*Problem statement*
Spot each line in the records below where the word "named" occurs, then copy it.

*Data provided*
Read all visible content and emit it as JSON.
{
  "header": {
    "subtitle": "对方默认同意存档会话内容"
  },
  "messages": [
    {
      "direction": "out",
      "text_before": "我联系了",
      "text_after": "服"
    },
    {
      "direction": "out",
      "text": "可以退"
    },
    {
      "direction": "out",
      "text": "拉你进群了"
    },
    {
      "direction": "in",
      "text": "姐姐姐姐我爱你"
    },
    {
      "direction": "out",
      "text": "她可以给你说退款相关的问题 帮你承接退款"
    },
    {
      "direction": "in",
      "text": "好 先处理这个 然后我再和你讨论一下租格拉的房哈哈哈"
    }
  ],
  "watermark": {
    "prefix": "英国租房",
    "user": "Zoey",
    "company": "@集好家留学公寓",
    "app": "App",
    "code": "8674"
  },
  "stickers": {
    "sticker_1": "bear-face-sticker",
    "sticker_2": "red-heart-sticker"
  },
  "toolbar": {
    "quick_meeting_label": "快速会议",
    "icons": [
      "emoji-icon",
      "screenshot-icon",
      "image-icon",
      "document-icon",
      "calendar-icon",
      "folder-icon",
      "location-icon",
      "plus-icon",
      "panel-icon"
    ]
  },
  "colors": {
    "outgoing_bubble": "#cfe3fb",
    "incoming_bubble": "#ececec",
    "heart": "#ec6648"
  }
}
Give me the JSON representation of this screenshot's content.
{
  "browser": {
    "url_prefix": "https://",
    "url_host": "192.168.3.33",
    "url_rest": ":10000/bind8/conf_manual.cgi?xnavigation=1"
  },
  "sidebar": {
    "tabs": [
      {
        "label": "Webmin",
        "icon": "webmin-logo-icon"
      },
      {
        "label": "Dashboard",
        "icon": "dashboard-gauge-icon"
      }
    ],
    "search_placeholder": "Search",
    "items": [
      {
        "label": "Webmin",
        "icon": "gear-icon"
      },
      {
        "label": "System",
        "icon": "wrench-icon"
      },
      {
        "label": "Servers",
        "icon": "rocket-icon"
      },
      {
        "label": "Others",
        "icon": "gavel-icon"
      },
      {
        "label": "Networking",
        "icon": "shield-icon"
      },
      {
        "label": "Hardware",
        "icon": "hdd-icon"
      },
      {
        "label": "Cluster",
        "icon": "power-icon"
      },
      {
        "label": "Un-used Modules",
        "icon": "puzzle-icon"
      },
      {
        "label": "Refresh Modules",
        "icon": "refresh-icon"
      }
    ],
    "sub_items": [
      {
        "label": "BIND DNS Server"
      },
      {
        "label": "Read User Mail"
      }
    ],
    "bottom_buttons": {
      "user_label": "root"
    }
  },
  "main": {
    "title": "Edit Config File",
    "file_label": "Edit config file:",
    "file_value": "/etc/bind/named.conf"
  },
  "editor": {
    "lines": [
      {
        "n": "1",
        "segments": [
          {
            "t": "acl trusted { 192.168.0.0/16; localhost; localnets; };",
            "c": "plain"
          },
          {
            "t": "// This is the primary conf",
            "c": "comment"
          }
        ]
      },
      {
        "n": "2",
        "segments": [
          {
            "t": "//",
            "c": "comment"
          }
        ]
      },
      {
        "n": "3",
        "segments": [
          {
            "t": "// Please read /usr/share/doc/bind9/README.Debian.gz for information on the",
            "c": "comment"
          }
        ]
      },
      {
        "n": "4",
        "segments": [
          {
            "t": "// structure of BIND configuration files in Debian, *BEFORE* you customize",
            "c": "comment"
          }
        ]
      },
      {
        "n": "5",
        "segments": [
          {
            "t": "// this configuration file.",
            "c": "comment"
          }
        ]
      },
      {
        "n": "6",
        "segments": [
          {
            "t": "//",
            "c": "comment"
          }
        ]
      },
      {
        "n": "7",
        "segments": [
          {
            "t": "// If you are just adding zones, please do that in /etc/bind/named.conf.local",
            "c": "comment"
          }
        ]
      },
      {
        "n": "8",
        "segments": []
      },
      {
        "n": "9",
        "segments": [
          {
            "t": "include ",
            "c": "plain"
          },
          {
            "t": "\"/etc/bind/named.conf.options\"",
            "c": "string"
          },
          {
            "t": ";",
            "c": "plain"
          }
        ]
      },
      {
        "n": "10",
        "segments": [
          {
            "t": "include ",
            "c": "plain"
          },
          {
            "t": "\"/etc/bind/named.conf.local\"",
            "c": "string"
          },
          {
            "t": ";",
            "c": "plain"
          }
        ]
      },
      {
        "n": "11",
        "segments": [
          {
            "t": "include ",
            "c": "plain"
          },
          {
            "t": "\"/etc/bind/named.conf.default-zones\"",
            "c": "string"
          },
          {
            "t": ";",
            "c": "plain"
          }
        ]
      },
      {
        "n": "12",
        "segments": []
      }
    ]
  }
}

*Response*
    "file_value": "/etc/bind/named.conf"
            "t": "// If you are just adding zones, please do that in /etc/bind/named.conf.local",
            "t": "\"/etc/bind/named.conf.options\"",
            "t": "\"/etc/bind/named.conf.local\"",
            "t": "\"/etc/bind/named.conf.default-zones\"",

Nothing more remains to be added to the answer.